» The exercise
Leave out the pictures and copy every record exactly.

» Dataset records
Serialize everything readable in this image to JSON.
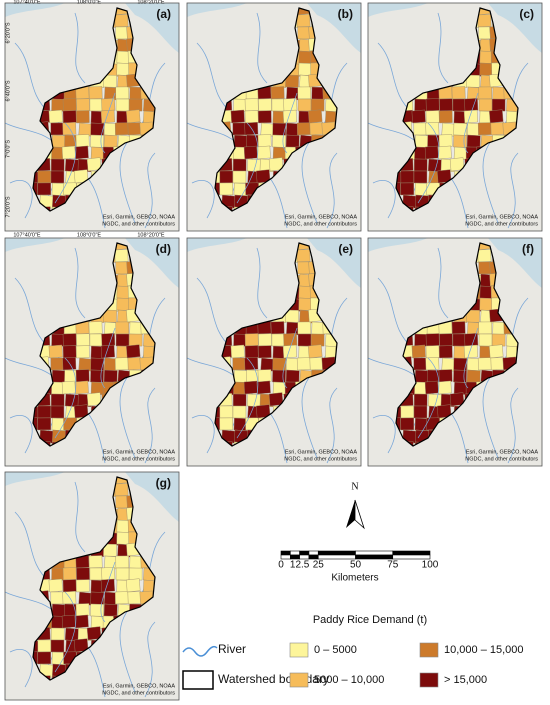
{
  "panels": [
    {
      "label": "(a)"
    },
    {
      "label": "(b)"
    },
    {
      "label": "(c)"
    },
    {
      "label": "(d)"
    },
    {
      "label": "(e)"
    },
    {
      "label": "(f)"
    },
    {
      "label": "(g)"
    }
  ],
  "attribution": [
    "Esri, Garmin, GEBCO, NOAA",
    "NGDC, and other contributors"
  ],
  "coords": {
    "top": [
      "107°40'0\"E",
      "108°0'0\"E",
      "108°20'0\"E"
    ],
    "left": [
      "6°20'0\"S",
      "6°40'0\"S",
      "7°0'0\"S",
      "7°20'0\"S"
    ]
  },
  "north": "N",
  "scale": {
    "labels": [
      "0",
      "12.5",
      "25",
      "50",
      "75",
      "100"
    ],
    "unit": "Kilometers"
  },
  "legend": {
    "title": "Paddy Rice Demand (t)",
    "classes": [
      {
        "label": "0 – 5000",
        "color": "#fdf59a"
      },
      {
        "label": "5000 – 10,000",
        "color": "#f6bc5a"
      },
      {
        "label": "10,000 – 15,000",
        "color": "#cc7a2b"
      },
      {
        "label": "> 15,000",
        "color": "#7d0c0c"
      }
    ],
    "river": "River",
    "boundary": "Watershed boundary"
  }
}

» Reply to the exercise
Serialize everything readable in this image to JSON.
{
  "panels": [
    {
      "label": "(a)"
    },
    {
      "label": "(b)"
    },
    {
      "label": "(c)"
    },
    {
      "label": "(d)"
    },
    {
      "label": "(e)"
    },
    {
      "label": "(f)"
    },
    {
      "label": "(g)"
    }
  ],
  "attribution": [
    "Esri, Garmin, GEBCO, NOAA",
    "NGDC, and other contributors"
  ],
  "coords": {
    "top": [
      "107°40'0\"E",
      "108°0'0\"E",
      "108°20'0\"E"
    ],
    "left": [
      "6°20'0\"S",
      "6°40'0\"S",
      "7°0'0\"S",
      "7°20'0\"S"
    ]
  },
  "north": "N",
  "scale": {
    "labels": [
      "0",
      "12.5",
      "25",
      "50",
      "75",
      "100"
    ],
    "unit": "Kilometers"
  },
  "legend": {
    "title": "Paddy Rice Demand (t)",
    "classes": [
      {
        "label": "0 – 5000",
        "color": "#fdf59a"
      },
      {
        "label": "5000 – 10,000",
        "color": "#f6bc5a"
      },
      {
        "label": "10,000 – 15,000",
        "color": "#cc7a2b"
      },
      {
        "label": "> 15,000",
        "color": "#7d0c0c"
      }
    ],
    "river": "River",
    "boundary": "Watershed boundary"
  }
}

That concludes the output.